** WHAT THIS TASK INVOLVES **
Retype the material word for word.

** DATASET ENTRIES **

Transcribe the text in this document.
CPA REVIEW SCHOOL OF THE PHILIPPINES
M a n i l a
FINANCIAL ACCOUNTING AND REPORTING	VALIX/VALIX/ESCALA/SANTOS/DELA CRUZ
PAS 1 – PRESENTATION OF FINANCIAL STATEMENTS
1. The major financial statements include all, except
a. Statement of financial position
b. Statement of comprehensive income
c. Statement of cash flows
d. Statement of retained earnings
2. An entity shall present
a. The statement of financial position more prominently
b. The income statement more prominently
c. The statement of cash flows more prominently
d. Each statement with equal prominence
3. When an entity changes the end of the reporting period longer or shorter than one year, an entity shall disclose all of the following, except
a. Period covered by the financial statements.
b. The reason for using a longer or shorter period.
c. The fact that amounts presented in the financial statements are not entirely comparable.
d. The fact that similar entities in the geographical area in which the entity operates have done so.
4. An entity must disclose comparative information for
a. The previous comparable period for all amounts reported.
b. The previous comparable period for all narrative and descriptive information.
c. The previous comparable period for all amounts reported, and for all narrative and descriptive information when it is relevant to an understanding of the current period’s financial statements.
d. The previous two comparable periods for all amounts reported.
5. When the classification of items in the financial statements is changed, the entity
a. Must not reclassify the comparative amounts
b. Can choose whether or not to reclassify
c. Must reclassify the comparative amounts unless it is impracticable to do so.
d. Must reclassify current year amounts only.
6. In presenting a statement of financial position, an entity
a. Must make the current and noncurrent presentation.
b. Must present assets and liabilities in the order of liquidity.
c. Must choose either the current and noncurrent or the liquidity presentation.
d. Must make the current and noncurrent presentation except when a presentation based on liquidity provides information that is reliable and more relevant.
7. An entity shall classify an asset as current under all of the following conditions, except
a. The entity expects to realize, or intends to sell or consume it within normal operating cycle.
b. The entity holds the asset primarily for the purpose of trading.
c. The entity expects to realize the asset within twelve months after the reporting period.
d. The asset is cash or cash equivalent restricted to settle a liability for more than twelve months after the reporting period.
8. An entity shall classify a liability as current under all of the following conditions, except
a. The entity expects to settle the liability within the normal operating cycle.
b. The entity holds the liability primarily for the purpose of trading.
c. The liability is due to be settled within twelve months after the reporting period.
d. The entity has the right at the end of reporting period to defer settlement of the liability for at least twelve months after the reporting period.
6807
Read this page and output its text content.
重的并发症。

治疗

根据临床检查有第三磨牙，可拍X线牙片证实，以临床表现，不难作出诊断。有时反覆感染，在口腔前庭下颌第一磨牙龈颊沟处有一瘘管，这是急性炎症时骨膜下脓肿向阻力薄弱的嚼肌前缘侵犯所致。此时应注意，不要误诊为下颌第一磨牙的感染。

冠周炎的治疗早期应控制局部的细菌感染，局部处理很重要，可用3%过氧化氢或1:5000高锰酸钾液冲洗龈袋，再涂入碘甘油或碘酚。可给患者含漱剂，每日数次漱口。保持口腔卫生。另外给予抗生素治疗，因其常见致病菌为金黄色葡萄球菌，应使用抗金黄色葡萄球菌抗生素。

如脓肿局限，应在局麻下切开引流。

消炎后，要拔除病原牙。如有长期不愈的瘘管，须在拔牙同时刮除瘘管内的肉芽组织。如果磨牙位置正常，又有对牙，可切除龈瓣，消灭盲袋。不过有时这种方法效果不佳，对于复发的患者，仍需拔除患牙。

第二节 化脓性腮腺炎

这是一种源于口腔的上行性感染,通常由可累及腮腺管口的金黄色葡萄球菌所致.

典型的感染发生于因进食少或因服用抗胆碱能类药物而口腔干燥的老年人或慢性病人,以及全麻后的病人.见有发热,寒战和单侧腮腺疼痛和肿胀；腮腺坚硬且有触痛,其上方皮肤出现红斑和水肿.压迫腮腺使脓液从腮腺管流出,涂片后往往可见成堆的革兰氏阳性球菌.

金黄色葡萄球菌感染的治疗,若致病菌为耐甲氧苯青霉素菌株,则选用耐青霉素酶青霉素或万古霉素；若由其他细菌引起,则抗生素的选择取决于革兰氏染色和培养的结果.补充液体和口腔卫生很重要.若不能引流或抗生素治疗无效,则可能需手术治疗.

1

** SOLUTION **
Transcribe the text in this document.
CPA REVIEW SCHOOL OF THE PHILIPPINES
M a n i l a
FINANCIAL ACCOUNTING AND REPORTING	VALIX/VALIX/ESCALA/SANTOS/DELA CRUZ
PAS 1 – PRESENTATION OF FINANCIAL STATEMENTS
1. The major financial statements include all, except
a. Statement of financial position
b. Statement of comprehensive income
c. Statement of cash flows
d. Statement of retained earnings
2. An entity shall present
a. The statement of financial position more prominently
b. The income statement more prominently
c. The statement of cash flows more prominently
d. Each statement with equal prominence
3. When an entity changes the end of the reporting period longer or shorter than one year, an entity shall disclose all of the following, except
a. Period covered by the financial statements.
b. The reason for using a longer or shorter period.
c. The fact that amounts presented in the financial statements are not entirely comparable.
d. The fact that similar entities in the geographical area in which the entity operates have done so.
4. An entity must disclose comparative information for
a. The previous comparable period for all amounts reported.
b. The previous comparable period for all narrative and descriptive information.
c. The previous comparable period for all amounts reported, and for all narrative and descriptive information when it is relevant to an understanding of the current period’s financial statements.
d. The previous two comparable periods for all amounts reported.
5. When the classification of items in the financial statements is changed, the entity
a. Must not reclassify the comparative amounts
b. Can choose whether or not to reclassify
c. Must reclassify the comparative amounts unless it is impracticable to do so.
d. Must reclassify current year amounts only.
6. In presenting a statement of financial position, an entity
a. Must make the current and noncurrent presentation.
b. Must present assets and liabilities in the order of liquidity.
c. Must choose either the current and noncurrent or the liquidity presentation.
d. Must make the current and noncurrent presentation except when a presentation based on liquidity provides information that is reliable and more relevant.
7. An entity shall classify an asset as current under all of the following conditions, except
a. The entity expects to realize, or intends to sell or consume it within normal operating cycle.
b. The entity holds the asset primarily for the purpose of trading.
c. The entity expects to realize the asset within twelve months after the reporting period.
d. The asset is cash or cash equivalent restricted to settle a liability for more than twelve months after the reporting period.
8. An entity shall classify a liability as current under all of the following conditions, except
a. The entity expects to settle the liability within the normal operating cycle.
b. The entity holds the liability primarily for the purpose of trading.
c. The liability is due to be settled within twelve months after the reporting period.
d. The entity has the right at the end of reporting period to defer settlement of the liability for at least twelve months after the reporting period.
6807
Read this page and output its text content.
重的并发症。

治疗

根据临床检查有第三磨牙，可拍X线牙片证实，以临床表现，不难作出诊断。有时反覆感染，在口腔前庭下颌第一磨牙龈颊沟处有一瘘管，这是急性炎症时骨膜下脓肿向阻力薄弱的嚼肌前缘侵犯所致。此时应注意，不要误诊为下颌第一磨牙的感染。

冠周炎的治疗早期应控制局部的细菌感染，局部处理很重要，可用3%过氧化氢或1:5000高锰酸钾液冲洗龈袋，再涂入碘甘油或碘酚。可给患者含漱剂，每日数次漱口。保持口腔卫生。另外给予抗生素治疗，因其常见致病菌为金黄色葡萄球菌，应使用抗金黄色葡萄球菌抗生素。

如脓肿局限，应在局麻下切开引流。

消炎后，要拔除病原牙。如有长期不愈的瘘管，须在拔牙同时刮除瘘管内的肉芽组织。如果磨牙位置正常，又有对牙，可切除龈瓣，消灭盲袋。不过有时这种方法效果不佳，对于复发的患者，仍需拔除患牙。

第二节 化脓性腮腺炎

这是一种源于口腔的上行性感染,通常由可累及腮腺管口的金黄色葡萄球菌所致.

典型的感染发生于因进食少或因服用抗胆碱能类药物而口腔干燥的老年人或慢性病人,以及全麻后的病人.见有发热,寒战和单侧腮腺疼痛和肿胀；腮腺坚硬且有触痛,其上方皮肤出现红斑和水肿.压迫腮腺使脓液从腮腺管流出,涂片后往往可见成堆的革兰氏阳性球菌.

金黄色葡萄球菌感染的治疗,若致病菌为耐甲氧苯青霉素菌株,则选用耐青霉素酶青霉素或万古霉素；若由其他细菌引起,则抗生素的选择取决于革兰氏染色和培养的结果.补充液体和口腔卫生很重要.若不能引流或抗生素治疗无效,则可能需手术治疗.

1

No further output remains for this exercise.